» **Record list**
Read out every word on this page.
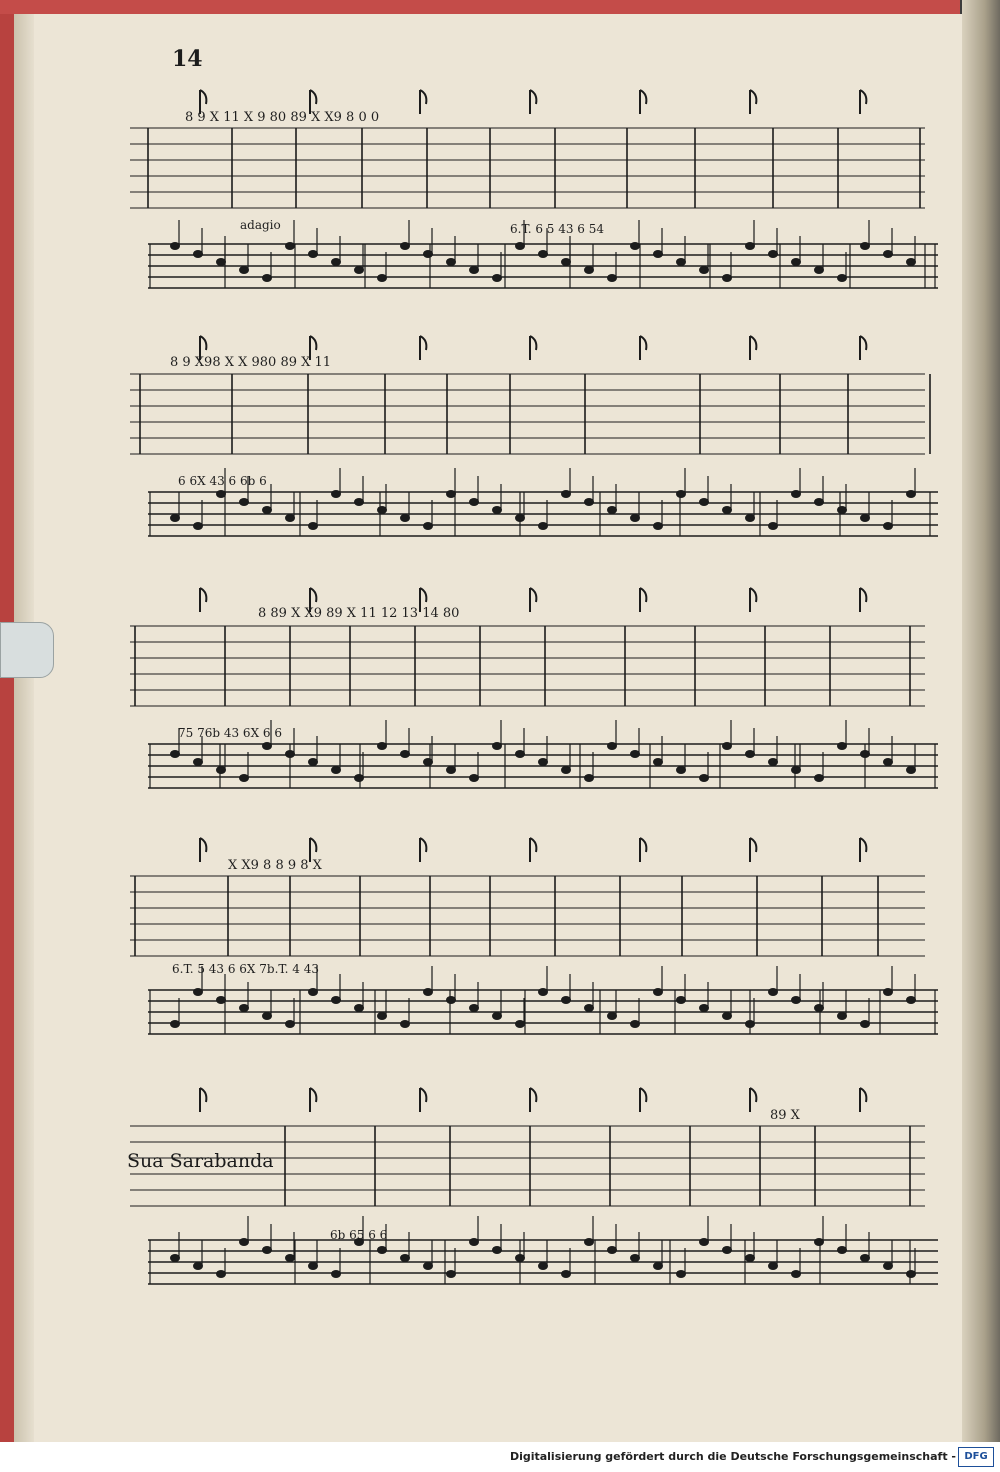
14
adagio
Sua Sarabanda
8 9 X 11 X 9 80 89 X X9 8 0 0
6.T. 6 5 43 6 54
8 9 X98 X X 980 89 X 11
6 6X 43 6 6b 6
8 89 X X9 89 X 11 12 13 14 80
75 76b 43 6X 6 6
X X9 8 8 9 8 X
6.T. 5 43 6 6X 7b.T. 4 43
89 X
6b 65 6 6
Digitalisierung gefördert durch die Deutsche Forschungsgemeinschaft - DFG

» **Objective**
Give the material again exactly as it is, but keep the pictures out.

» **Response for this exercise**
Read out every word on this page.
14
adagio
Sua Sarabanda
8 9 X 11 X 9 80 89 X X9 8 0 0
6.T. 6 5 43 6 54
8 9 X98 X X 980 89 X 11
6 6X 43 6 6b 6
8 89 X X9 89 X 11 12 13 14 80
75 76b 43 6X 6 6
X X9 8 8 9 8 X
6.T. 5 43 6 6X 7b.T. 4 43
89 X
6b 65 6 6
Digitalisierung gefördert durch die Deutsche Forschungsgemeinschaft - DFG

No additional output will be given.